[start Dataset entries]

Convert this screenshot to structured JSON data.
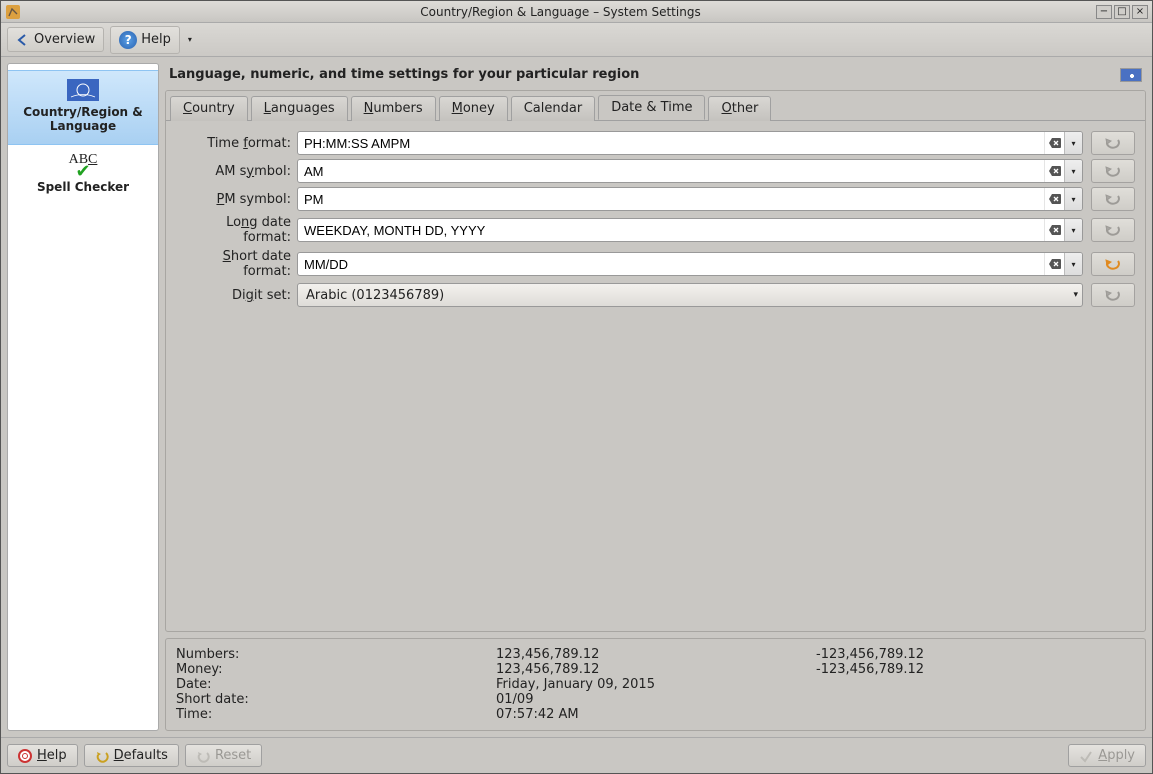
{
  "titlebar": {
    "title": "Country/Region & Language – System Settings"
  },
  "toolbar": {
    "overview": "Overview",
    "help": "Help"
  },
  "sidebar": {
    "items": [
      {
        "label": "Country/Region & Language",
        "selected": true
      },
      {
        "label": "Spell Checker",
        "selected": false
      }
    ]
  },
  "header": {
    "title": "Language, numeric, and time settings for your particular region"
  },
  "tabs": {
    "items": [
      {
        "label": "Country",
        "mnemonicIndex": 0,
        "active": false
      },
      {
        "label": "Languages",
        "mnemonicIndex": 0,
        "active": false
      },
      {
        "label": "Numbers",
        "mnemonicIndex": 0,
        "active": false
      },
      {
        "label": "Money",
        "mnemonicIndex": 0,
        "active": false
      },
      {
        "label": "Calendar",
        "mnemonicIndex": -1,
        "active": false
      },
      {
        "label": "Date & Time",
        "mnemonicIndex": -1,
        "active": true
      },
      {
        "label": "Other",
        "mnemonicIndex": 0,
        "active": false
      }
    ]
  },
  "fields": {
    "time_format": {
      "label_pre": "Time ",
      "label_mn": "f",
      "label_post": "ormat:",
      "value": "PH:MM:SS AMPM",
      "revert_highlight": false
    },
    "am_symbol": {
      "label_pre": "AM s",
      "label_mn": "y",
      "label_post": "mbol:",
      "value": "AM",
      "revert_highlight": false
    },
    "pm_symbol": {
      "label_pre": "",
      "label_mn": "P",
      "label_post": "M symbol:",
      "value": "PM",
      "revert_highlight": false
    },
    "long_date_format": {
      "label_pre": "Lo",
      "label_mn": "n",
      "label_post": "g date format:",
      "value": "WEEKDAY, MONTH DD, YYYY",
      "revert_highlight": false
    },
    "short_date_format": {
      "label_pre": "",
      "label_mn": "S",
      "label_post": "hort date format:",
      "value": "MM/DD",
      "revert_highlight": true
    },
    "digit_set": {
      "label_pre": "Di",
      "label_mn": "g",
      "label_post": "it set:",
      "value": "Arabic (0123456789)",
      "type": "select"
    }
  },
  "preview": {
    "rows": [
      {
        "label": "Numbers:",
        "v1": "123,456,789.12",
        "v2": "-123,456,789.12"
      },
      {
        "label": "Money:",
        "v1": " 123,456,789.12",
        "v2": "-123,456,789.12"
      },
      {
        "label": "Date:",
        "v1": "Friday, January 09, 2015",
        "v2": ""
      },
      {
        "label": "Short date:",
        "v1": "01/09",
        "v2": ""
      },
      {
        "label": "Time:",
        "v1": "07:57:42 AM",
        "v2": ""
      }
    ]
  },
  "bottombar": {
    "help": "Help",
    "defaults": "Defaults",
    "reset": "Reset",
    "apply": "Apply"
  }
}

[end Dataset entries]

Job — Quote in full the listing given above; the images are to be left out.

The output —
Convert this screenshot to structured JSON data.
{
  "titlebar": {
    "title": "Country/Region & Language – System Settings"
  },
  "toolbar": {
    "overview": "Overview",
    "help": "Help"
  },
  "sidebar": {
    "items": [
      {
        "label": "Country/Region & Language",
        "selected": true
      },
      {
        "label": "Spell Checker",
        "selected": false
      }
    ]
  },
  "header": {
    "title": "Language, numeric, and time settings for your particular region"
  },
  "tabs": {
    "items": [
      {
        "label": "Country",
        "mnemonicIndex": 0,
        "active": false
      },
      {
        "label": "Languages",
        "mnemonicIndex": 0,
        "active": false
      },
      {
        "label": "Numbers",
        "mnemonicIndex": 0,
        "active": false
      },
      {
        "label": "Money",
        "mnemonicIndex": 0,
        "active": false
      },
      {
        "label": "Calendar",
        "mnemonicIndex": -1,
        "active": false
      },
      {
        "label": "Date & Time",
        "mnemonicIndex": -1,
        "active": true
      },
      {
        "label": "Other",
        "mnemonicIndex": 0,
        "active": false
      }
    ]
  },
  "fields": {
    "time_format": {
      "label_pre": "Time ",
      "label_mn": "f",
      "label_post": "ormat:",
      "value": "PH:MM:SS AMPM",
      "revert_highlight": false
    },
    "am_symbol": {
      "label_pre": "AM s",
      "label_mn": "y",
      "label_post": "mbol:",
      "value": "AM",
      "revert_highlight": false
    },
    "pm_symbol": {
      "label_pre": "",
      "label_mn": "P",
      "label_post": "M symbol:",
      "value": "PM",
      "revert_highlight": false
    },
    "long_date_format": {
      "label_pre": "Lo",
      "label_mn": "n",
      "label_post": "g date format:",
      "value": "WEEKDAY, MONTH DD, YYYY",
      "revert_highlight": false
    },
    "short_date_format": {
      "label_pre": "",
      "label_mn": "S",
      "label_post": "hort date format:",
      "value": "MM/DD",
      "revert_highlight": true
    },
    "digit_set": {
      "label_pre": "Di",
      "label_mn": "g",
      "label_post": "it set:",
      "value": "Arabic (0123456789)",
      "type": "select"
    }
  },
  "preview": {
    "rows": [
      {
        "label": "Numbers:",
        "v1": "123,456,789.12",
        "v2": "-123,456,789.12"
      },
      {
        "label": "Money:",
        "v1": " 123,456,789.12",
        "v2": "-123,456,789.12"
      },
      {
        "label": "Date:",
        "v1": "Friday, January 09, 2015",
        "v2": ""
      },
      {
        "label": "Short date:",
        "v1": "01/09",
        "v2": ""
      },
      {
        "label": "Time:",
        "v1": "07:57:42 AM",
        "v2": ""
      }
    ]
  },
  "bottombar": {
    "help": "Help",
    "defaults": "Defaults",
    "reset": "Reset",
    "apply": "Apply"
  }
}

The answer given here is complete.